_Goal_
Can the data below be set down again exactly, line for line?

_Stored records_
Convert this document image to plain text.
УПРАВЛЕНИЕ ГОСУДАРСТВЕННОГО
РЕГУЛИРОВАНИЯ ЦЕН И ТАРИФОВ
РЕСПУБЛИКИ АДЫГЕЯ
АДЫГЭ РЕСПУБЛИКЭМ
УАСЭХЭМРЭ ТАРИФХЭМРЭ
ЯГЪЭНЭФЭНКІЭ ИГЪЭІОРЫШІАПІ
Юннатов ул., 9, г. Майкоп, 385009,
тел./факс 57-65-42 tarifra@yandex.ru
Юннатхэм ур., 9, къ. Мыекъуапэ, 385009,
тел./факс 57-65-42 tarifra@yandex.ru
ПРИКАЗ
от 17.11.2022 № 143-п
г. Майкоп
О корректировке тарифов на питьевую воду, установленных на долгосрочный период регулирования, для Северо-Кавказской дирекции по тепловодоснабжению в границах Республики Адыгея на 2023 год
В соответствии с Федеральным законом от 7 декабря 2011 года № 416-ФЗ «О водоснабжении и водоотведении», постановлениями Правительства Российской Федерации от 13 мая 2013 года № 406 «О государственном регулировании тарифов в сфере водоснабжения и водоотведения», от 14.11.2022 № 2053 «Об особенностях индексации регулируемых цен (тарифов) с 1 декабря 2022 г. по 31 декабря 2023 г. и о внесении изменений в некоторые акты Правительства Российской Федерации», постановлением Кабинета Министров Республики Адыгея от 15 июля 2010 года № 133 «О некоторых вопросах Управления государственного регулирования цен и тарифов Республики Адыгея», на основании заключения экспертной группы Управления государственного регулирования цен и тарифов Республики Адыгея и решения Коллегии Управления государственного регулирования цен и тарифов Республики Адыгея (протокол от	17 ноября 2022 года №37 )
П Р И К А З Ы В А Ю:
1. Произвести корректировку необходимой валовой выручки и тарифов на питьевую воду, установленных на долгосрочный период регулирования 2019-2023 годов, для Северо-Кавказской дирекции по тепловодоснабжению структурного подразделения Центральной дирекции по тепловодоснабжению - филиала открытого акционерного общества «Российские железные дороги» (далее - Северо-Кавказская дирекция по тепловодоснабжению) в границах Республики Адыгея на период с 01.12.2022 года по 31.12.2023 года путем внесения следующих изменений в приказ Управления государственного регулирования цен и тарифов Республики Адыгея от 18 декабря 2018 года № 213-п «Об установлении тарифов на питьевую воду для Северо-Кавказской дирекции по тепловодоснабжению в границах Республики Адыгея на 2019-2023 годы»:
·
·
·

_Exercise result_
Convert this document image to plain text.
УПРАВЛЕНИЕ ГОСУДАРСТВЕННОГО
РЕГУЛИРОВАНИЯ ЦЕН И ТАРИФОВ
РЕСПУБЛИКИ АДЫГЕЯ
АДЫГЭ РЕСПУБЛИКЭМ
УАСЭХЭМРЭ ТАРИФХЭМРЭ
ЯГЪЭНЭФЭНКІЭ ИГЪЭІОРЫШІАПІ
Юннатов ул., 9, г. Майкоп, 385009,
тел./факс 57-65-42 tarifra@yandex.ru
Юннатхэм ур., 9, къ. Мыекъуапэ, 385009,
тел./факс 57-65-42 tarifra@yandex.ru
ПРИКАЗ
от 17.11.2022 № 143-п
г. Майкоп
О корректировке тарифов на питьевую воду, установленных на долгосрочный период регулирования, для Северо-Кавказской дирекции по тепловодоснабжению в границах Республики Адыгея на 2023 год
В соответствии с Федеральным законом от 7 декабря 2011 года № 416-ФЗ «О водоснабжении и водоотведении», постановлениями Правительства Российской Федерации от 13 мая 2013 года № 406 «О государственном регулировании тарифов в сфере водоснабжения и водоотведения», от 14.11.2022 № 2053 «Об особенностях индексации регулируемых цен (тарифов) с 1 декабря 2022 г. по 31 декабря 2023 г. и о внесении изменений в некоторые акты Правительства Российской Федерации», постановлением Кабинета Министров Республики Адыгея от 15 июля 2010 года № 133 «О некоторых вопросах Управления государственного регулирования цен и тарифов Республики Адыгея», на основании заключения экспертной группы Управления государственного регулирования цен и тарифов Республики Адыгея и решения Коллегии Управления государственного регулирования цен и тарифов Республики Адыгея (протокол от	17 ноября 2022 года №37 )
П Р И К А З Ы В А Ю:
1. Произвести корректировку необходимой валовой выручки и тарифов на питьевую воду, установленных на долгосрочный период регулирования 2019-2023 годов, для Северо-Кавказской дирекции по тепловодоснабжению структурного подразделения Центральной дирекции по тепловодоснабжению - филиала открытого акционерного общества «Российские железные дороги» (далее - Северо-Кавказская дирекция по тепловодоснабжению) в границах Республики Адыгея на период с 01.12.2022 года по 31.12.2023 года путем внесения следующих изменений в приказ Управления государственного регулирования цен и тарифов Республики Адыгея от 18 декабря 2018 года № 213-п «Об установлении тарифов на питьевую воду для Северо-Кавказской дирекции по тепловодоснабжению в границах Республики Адыгея на 2019-2023 годы»:
·
·
·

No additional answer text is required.